## start
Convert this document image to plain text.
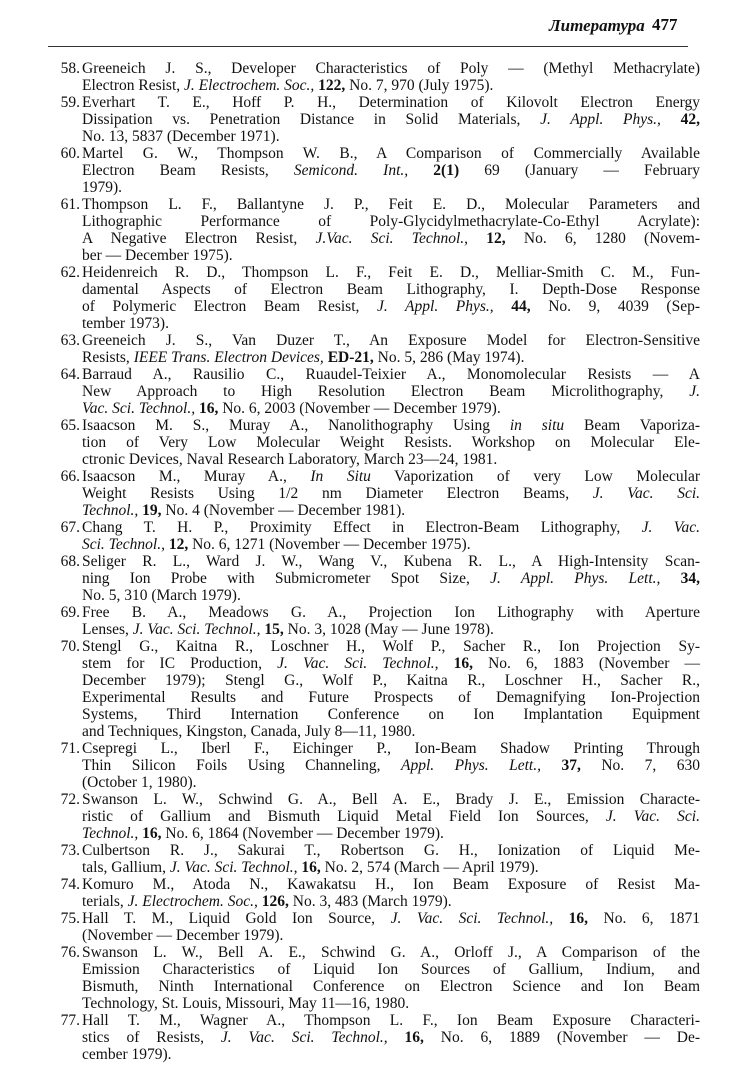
Литература 477
58. Greeneich J. S., Developer Characteristics of Poly — (Methyl Methacrylate)
Electron Resist, J. Electrochem. Soc., 122, No. 7, 970 (July 1975).
59. Everhart T. E., Hoff P. H., Determination of Kilovolt Electron Energy
Dissipation vs. Penetration Distance in Solid Materials, J. Appl. Phys., 42,
No. 13, 5837 (December 1971).
60. Martel G. W., Thompson W. B., A Comparison of Commercially Available
Electron Beam Resists, Semicond. Int., 2(1) 69 (January — February
1979).
61. Thompson L. F., Ballantyne J. P., Feit E. D., Molecular Parameters and
Lithographic Performance of Poly-Glycidylmethacrylate-Co-Ethyl Acrylate):
A Negative Electron Resist, J.Vac. Sci. Technol., 12, No. 6, 1280 (Novem-
ber — December 1975).
62. Heidenreich R. D., Thompson L. F., Feit E. D., Melliar-Smith C. M., Fun-
damental Aspects of Electron Beam Lithography, I. Depth-Dose Response
of Polymeric Electron Beam Resist, J. Appl. Phys., 44, No. 9, 4039 (Sep-
tember 1973).
63. Greeneich J. S., Van Duzer T., An Exposure Model for Electron-Sensitive
Resists, IEEE Trans. Electron Devices, ED-21, No. 5, 286 (May 1974).
64. Barraud A., Rausilio C., Ruaudel-Teixier A., Monomolecular Resists — A
New Approach to High Resolution Electron Beam Microlithography, J.
Vac. Sci. Technol., 16, No. 6, 2003 (November — December 1979).
65. Isaacson M. S., Muray A., Nanolithography Using in situ Beam Vaporiza-
tion of Very Low Molecular Weight Resists. Workshop on Molecular Ele-
ctronic Devices, Naval Research Laboratory, March 23—24, 1981.
66. Isaacson M., Muray A., In Situ Vaporization of very Low Molecular
Weight Resists Using 1/2 nm Diameter Electron Beams, J. Vac. Sci.
Technol., 19, No. 4 (November — December 1981).
67. Chang T. H. P., Proximity Effect in Electron-Beam Lithography, J. Vac.
Sci. Technol., 12, No. 6, 1271 (November — December 1975).
68. Seliger R. L., Ward J. W., Wang V., Kubena R. L., A High-Intensity Scan-
ning Ion Probe with Submicrometer Spot Size, J. Appl. Phys. Lett., 34,
No. 5, 310 (March 1979).
69. Free B. A., Meadows G. A., Projection Ion Lithography with Aperture
Lenses, J. Vac. Sci. Technol., 15, No. 3, 1028 (May — June 1978).
70. Stengl G., Kaitna R., Loschner H., Wolf P., Sacher R., Ion Projection Sy-
stem for IC Production, J. Vac. Sci. Technol., 16, No. 6, 1883 (November —
December 1979); Stengl G., Wolf P., Kaitna R., Loschner H., Sacher R.,
Experimental Results and Future Prospects of Demagnifying Ion-Projection
Systems, Third Internation Conference on Ion Implantation Equipment
and Techniques, Kingston, Canada, July 8—11, 1980.
71. Csepregi L., Iberl F., Eichinger P., Ion-Beam Shadow Printing Through
Thin Silicon Foils Using Channeling, Appl. Phys. Lett., 37, No. 7, 630
(October 1, 1980).
72. Swanson L. W., Schwind G. A., Bell A. E., Brady J. E., Emission Characte-
ristic of Gallium and Bismuth Liquid Metal Field Ion Sources, J. Vac. Sci.
Technol., 16, No. 6, 1864 (November — December 1979).
73. Culbertson R. J., Sakurai T., Robertson G. H., Ionization of Liquid Me-
tals, Gallium, J. Vac. Sci. Technol., 16, No. 2, 574 (March — April 1979).
74. Komuro M., Atoda N., Kawakatsu H., Ion Beam Exposure of Resist Ma-
terials, J. Electrochem. Soc., 126, No. 3, 483 (March 1979).
75. Hall T. M., Liquid Gold Ion Source, J. Vac. Sci. Technol., 16, No. 6, 1871
(November — December 1979).
76. Swanson L. W., Bell A. E., Schwind G. A., Orloff J., A Comparison of the
Emission Characteristics of Liquid Ion Sources of Gallium, Indium, and
Bismuth, Ninth International Conference on Electron Science and Ion Beam
Technology, St. Louis, Missouri, May 11—16, 1980.
77. Hall T. M., Wagner A., Thompson L. F., Ion Beam Exposure Characteri-
stics of Resists, J. Vac. Sci. Technol., 16, No. 6, 1889 (November — De-
cember 1979).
## end
:: OBJECTIVE ::
Using the records above, select and copy every line that has the word "Schwind".

:: OUTPUT FOR THIS EXERCISE ::
72. Swanson L. W., Schwind G. A., Bell A. E., Brady J. E., Emission Characte-
76. Swanson L. W., Bell A. E., Schwind G. A., Orloff J., A Comparison of the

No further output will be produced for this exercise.